> _Task to carry out_
Give only the number of lines that hold the word "HENDERSON".
<<<<
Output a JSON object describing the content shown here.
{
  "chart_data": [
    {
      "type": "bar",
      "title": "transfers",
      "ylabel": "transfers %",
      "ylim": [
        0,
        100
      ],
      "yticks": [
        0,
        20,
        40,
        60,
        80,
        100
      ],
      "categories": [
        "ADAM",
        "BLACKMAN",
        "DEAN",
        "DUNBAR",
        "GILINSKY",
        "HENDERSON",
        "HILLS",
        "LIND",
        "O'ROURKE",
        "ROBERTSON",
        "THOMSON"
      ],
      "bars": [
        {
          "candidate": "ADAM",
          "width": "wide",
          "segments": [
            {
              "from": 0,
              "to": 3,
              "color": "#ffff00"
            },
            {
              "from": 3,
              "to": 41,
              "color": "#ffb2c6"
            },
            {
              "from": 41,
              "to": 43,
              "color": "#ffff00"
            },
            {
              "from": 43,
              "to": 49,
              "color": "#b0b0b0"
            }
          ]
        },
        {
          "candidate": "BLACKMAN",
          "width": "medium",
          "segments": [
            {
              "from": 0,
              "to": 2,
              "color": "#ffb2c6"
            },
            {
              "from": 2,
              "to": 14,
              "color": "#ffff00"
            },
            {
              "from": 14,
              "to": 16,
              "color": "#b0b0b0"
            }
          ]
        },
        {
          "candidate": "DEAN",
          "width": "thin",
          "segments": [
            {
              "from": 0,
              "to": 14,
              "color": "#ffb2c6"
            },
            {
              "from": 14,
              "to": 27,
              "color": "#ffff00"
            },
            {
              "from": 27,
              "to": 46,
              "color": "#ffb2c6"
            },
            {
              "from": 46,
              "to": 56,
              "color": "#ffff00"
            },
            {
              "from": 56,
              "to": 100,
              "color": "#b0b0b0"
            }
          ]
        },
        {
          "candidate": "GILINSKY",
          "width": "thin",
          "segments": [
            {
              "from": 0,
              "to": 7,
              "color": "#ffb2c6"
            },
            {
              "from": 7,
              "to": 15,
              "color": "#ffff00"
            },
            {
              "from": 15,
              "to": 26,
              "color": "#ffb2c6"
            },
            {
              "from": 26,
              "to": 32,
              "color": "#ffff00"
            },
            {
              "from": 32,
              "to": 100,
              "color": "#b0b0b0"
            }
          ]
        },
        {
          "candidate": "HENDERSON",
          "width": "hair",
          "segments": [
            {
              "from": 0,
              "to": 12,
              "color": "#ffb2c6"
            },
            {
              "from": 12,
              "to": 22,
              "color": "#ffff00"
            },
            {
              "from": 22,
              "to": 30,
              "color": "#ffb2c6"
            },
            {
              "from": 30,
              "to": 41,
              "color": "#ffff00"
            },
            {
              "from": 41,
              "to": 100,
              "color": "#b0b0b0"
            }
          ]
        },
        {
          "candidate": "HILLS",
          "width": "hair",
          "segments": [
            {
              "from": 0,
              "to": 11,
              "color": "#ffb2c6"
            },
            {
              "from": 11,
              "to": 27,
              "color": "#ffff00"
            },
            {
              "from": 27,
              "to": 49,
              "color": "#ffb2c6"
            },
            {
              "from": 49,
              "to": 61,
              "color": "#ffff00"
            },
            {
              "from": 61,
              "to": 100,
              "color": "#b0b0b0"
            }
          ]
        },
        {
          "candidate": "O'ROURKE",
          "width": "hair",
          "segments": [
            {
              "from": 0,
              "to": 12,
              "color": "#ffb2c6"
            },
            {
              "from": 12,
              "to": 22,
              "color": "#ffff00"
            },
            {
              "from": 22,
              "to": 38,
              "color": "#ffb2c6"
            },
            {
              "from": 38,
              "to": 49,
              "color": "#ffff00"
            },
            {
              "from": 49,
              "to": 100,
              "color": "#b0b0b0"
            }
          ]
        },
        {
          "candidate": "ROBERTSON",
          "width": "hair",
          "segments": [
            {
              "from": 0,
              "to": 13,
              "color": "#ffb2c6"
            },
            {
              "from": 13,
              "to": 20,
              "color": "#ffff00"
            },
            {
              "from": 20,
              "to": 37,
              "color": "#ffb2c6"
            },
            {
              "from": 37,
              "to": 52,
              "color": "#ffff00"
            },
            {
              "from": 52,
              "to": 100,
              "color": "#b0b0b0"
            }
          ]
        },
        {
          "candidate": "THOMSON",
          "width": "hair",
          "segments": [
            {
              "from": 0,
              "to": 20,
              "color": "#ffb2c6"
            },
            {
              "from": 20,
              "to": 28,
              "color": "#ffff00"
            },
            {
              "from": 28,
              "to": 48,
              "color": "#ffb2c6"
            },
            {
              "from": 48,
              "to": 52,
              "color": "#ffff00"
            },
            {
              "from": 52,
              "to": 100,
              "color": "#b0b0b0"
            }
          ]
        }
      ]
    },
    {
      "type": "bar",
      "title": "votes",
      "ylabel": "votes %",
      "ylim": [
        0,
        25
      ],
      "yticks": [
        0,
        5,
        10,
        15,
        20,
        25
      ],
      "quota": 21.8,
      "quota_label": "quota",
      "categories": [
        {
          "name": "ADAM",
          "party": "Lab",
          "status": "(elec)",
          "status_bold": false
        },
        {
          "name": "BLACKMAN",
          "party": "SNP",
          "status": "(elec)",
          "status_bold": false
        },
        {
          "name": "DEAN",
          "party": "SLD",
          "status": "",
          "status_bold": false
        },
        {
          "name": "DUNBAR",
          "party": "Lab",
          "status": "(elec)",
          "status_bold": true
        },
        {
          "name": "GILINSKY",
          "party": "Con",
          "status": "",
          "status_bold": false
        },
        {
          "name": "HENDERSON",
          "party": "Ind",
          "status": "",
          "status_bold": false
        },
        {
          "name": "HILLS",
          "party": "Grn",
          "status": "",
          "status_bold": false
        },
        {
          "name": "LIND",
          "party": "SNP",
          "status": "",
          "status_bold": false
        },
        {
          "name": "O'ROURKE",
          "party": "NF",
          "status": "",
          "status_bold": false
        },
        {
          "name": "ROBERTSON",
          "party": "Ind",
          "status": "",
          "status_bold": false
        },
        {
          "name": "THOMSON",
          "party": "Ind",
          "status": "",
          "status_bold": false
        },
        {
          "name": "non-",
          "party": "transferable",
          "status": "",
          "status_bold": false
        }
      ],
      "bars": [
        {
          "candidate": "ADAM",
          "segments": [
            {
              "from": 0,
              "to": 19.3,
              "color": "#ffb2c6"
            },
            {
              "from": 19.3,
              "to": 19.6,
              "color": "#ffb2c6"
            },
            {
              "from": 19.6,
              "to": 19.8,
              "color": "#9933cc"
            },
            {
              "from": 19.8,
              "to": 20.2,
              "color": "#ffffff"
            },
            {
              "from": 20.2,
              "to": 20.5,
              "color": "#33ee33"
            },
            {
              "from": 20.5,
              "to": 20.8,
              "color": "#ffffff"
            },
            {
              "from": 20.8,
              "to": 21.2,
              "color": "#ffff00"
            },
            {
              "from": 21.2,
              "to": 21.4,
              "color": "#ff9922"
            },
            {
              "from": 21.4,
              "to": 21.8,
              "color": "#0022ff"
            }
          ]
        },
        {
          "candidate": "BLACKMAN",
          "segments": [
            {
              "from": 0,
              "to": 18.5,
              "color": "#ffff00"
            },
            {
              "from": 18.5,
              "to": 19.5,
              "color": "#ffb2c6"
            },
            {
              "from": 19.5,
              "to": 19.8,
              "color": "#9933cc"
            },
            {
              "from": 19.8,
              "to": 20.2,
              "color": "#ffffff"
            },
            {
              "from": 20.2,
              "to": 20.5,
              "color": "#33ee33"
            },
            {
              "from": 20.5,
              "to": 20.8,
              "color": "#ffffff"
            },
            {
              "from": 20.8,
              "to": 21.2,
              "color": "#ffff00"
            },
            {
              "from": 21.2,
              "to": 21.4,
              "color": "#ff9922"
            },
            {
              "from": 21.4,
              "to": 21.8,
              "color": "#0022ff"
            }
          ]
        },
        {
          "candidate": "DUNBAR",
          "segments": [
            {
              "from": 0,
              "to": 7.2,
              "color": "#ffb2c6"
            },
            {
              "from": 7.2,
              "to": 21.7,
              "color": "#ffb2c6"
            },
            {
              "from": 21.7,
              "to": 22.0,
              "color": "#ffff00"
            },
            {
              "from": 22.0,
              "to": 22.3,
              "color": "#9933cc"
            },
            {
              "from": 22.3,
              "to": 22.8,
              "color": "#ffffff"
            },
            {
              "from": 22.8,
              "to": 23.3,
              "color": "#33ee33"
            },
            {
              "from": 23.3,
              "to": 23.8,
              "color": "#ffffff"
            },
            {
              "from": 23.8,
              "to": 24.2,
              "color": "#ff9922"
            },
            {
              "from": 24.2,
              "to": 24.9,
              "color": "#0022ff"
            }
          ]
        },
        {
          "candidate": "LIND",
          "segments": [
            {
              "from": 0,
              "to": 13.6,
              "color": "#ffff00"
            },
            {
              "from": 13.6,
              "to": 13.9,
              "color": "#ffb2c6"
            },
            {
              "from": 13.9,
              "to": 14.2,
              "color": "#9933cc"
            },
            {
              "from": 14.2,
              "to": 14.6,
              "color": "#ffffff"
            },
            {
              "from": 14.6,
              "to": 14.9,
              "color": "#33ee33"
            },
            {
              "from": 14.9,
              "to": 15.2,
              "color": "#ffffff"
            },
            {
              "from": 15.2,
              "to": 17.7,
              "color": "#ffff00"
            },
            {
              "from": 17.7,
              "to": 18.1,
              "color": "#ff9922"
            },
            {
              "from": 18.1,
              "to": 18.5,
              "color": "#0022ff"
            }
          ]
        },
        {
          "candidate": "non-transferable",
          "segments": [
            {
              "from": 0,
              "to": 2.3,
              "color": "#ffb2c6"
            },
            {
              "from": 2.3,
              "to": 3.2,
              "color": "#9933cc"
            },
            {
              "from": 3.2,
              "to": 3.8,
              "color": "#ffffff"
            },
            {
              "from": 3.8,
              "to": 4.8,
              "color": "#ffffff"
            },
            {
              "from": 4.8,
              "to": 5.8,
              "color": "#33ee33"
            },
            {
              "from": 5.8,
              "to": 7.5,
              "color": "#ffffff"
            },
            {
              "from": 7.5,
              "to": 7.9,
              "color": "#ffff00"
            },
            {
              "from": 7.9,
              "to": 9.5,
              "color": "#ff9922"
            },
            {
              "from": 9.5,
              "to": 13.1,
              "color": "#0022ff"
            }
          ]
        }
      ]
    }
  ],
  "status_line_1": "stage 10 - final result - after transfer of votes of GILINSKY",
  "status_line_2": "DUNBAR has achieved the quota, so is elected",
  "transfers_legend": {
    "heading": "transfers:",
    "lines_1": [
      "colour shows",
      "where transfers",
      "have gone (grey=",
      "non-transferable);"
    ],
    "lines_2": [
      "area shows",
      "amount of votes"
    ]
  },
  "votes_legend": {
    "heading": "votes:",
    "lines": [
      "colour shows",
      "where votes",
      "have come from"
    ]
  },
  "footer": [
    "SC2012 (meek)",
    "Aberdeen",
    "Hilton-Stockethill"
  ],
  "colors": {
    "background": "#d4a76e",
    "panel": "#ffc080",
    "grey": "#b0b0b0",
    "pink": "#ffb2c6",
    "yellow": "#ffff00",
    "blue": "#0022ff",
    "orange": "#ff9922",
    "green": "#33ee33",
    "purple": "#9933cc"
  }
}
>>>>
> _Finished task_
3